**Prompt:** Find the lines that hold the word "ſoit" and return them.

— start Material provided —

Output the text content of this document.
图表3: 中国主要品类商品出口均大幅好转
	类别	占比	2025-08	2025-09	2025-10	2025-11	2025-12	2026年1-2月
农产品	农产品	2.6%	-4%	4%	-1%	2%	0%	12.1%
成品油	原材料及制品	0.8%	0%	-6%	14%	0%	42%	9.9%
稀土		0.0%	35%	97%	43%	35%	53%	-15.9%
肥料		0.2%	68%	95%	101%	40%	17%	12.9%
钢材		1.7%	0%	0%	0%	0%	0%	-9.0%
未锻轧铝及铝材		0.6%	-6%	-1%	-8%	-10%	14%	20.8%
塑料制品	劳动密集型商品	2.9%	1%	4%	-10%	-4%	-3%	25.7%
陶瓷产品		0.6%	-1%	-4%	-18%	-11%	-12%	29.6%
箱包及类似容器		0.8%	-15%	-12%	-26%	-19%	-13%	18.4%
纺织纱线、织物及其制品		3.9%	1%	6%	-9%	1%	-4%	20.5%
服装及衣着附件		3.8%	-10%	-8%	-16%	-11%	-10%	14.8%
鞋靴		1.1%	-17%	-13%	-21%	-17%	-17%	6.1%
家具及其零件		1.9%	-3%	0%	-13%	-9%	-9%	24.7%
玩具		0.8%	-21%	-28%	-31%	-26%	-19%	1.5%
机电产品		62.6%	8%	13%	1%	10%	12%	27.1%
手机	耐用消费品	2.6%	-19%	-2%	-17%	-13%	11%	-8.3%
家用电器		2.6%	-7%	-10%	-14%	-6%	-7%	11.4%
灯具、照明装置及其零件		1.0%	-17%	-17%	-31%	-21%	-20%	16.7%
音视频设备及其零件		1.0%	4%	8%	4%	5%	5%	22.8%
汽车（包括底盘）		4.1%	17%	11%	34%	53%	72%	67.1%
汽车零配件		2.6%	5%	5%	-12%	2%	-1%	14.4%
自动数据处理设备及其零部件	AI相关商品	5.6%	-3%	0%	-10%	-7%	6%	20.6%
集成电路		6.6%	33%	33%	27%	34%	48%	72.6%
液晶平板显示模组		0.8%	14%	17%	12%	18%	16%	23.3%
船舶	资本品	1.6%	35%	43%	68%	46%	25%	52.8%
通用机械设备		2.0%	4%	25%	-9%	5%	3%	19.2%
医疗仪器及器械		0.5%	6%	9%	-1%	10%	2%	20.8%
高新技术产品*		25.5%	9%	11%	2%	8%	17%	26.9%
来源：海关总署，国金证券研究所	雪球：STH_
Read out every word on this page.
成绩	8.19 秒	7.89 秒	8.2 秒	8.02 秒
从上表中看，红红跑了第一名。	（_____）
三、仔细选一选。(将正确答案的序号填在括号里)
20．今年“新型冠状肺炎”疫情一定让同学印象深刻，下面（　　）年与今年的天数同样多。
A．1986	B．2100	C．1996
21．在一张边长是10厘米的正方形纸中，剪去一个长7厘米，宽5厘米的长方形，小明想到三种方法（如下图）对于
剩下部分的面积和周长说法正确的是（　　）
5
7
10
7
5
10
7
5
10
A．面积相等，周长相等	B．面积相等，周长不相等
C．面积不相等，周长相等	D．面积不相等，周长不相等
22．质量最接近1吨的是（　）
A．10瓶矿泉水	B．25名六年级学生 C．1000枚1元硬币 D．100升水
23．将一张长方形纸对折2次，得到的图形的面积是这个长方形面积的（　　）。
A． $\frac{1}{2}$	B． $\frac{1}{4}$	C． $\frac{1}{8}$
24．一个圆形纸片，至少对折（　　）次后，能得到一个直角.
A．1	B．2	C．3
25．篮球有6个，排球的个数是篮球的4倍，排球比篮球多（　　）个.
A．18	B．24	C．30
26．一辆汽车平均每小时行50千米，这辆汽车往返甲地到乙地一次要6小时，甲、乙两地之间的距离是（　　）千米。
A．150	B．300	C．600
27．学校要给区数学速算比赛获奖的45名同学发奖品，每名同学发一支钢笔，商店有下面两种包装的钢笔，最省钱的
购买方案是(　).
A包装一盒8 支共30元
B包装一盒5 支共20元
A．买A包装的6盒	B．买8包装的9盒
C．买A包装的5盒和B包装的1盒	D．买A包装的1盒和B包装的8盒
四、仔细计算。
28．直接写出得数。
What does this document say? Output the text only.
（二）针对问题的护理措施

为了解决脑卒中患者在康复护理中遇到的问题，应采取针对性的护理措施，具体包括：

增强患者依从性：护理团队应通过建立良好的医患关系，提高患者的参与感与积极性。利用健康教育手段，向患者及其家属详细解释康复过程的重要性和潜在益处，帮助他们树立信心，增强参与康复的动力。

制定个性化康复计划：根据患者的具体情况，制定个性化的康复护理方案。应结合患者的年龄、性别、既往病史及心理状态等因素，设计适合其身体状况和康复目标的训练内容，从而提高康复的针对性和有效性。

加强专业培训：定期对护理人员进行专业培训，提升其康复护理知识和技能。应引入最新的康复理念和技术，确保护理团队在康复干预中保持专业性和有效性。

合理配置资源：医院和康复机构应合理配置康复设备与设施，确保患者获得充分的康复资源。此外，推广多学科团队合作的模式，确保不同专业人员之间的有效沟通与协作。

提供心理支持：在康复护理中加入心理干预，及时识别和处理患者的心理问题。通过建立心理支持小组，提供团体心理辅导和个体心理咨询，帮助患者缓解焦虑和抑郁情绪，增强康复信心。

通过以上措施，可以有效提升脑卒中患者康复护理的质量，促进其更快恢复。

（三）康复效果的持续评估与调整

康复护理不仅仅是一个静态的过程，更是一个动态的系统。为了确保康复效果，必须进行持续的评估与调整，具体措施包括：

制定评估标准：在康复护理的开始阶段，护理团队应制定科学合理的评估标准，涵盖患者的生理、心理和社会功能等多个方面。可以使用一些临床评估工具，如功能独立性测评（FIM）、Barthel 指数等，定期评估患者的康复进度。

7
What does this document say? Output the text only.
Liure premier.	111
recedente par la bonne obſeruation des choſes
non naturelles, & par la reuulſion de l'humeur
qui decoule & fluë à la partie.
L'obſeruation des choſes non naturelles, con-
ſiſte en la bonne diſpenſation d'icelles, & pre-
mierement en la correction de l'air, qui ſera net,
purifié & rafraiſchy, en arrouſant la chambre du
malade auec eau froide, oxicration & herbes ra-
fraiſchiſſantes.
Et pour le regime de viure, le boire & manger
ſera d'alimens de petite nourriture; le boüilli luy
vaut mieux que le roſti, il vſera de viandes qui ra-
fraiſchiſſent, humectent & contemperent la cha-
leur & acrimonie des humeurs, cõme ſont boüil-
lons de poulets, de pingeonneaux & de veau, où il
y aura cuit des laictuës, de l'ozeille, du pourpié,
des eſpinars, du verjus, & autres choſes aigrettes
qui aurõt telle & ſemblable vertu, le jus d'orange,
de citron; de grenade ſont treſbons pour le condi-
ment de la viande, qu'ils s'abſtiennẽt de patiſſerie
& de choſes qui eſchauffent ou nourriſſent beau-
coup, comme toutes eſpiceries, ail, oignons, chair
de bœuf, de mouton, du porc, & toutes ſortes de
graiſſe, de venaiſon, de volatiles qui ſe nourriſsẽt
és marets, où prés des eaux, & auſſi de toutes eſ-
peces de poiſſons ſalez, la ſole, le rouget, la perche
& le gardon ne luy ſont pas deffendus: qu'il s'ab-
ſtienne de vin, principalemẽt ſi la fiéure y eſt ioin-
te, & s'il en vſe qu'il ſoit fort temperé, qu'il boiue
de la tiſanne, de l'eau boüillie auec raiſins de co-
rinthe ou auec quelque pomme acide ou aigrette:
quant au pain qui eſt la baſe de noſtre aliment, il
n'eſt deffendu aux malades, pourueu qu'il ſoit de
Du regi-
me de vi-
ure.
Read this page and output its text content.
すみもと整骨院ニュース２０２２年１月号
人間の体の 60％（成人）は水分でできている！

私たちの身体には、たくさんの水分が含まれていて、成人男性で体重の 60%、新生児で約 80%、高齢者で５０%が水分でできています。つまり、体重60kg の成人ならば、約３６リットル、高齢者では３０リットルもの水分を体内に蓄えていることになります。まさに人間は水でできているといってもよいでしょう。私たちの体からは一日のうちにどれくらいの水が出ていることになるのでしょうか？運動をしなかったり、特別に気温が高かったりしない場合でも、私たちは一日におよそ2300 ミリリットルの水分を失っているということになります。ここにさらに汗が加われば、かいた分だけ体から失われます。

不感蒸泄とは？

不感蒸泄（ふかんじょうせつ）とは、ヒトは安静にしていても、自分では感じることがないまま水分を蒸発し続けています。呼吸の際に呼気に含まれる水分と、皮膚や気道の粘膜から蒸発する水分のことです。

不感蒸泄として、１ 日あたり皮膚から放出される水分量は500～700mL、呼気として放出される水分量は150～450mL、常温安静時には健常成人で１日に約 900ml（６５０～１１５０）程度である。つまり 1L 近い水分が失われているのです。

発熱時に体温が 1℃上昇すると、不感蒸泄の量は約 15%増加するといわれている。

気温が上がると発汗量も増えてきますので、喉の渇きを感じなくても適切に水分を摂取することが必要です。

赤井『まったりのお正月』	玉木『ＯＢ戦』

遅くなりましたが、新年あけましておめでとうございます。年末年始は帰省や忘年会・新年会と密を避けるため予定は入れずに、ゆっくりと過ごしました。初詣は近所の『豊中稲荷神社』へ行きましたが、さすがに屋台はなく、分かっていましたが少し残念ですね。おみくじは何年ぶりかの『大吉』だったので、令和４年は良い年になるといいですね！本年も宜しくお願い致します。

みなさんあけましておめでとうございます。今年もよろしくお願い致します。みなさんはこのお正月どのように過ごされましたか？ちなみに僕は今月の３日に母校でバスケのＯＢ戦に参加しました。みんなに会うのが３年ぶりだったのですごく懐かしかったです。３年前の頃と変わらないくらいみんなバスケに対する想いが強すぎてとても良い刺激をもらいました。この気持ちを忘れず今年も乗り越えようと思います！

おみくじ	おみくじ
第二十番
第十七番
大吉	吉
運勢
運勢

— end Material provided —

**Full solution:**
te, & s'il en vſe qu'il ſoit fort temperé, qu'il boiue
n'eſt deffendu aux malades, pourueu qu'il ſoit de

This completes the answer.